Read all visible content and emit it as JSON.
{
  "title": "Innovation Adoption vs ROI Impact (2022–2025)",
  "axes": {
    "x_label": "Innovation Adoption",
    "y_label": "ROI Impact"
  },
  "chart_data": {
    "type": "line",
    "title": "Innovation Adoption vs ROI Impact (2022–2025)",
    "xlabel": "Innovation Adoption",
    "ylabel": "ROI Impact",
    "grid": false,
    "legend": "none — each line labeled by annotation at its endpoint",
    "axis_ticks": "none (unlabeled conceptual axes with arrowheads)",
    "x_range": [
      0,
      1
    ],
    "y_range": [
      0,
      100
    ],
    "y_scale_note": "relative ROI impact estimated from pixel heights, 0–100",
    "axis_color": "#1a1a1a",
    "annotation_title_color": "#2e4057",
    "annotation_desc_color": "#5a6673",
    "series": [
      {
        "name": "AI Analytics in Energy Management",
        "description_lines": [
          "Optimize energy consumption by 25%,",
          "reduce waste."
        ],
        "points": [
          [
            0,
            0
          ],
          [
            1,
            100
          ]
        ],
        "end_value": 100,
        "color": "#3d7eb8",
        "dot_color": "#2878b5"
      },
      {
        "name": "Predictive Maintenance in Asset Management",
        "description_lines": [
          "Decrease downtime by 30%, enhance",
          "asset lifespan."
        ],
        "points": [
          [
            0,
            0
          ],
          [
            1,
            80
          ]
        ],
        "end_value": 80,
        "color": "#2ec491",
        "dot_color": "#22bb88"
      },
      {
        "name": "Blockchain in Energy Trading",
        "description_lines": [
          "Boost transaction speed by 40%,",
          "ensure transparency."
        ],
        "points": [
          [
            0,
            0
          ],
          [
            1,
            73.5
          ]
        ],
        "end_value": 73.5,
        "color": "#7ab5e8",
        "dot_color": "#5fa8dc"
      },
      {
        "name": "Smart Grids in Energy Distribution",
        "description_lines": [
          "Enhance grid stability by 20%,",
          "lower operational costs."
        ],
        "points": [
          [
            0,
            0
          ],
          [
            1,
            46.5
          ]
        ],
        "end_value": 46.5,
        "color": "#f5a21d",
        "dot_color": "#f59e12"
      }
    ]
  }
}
-- -- --
### Goal of the exercise:
Copy each line of the records above that carries the word "none".

### Task output:
    "legend": "none — each line labeled by annotation at its endpoint",
    "axis_ticks": "none (unlabeled conceptual axes with arrowheads)",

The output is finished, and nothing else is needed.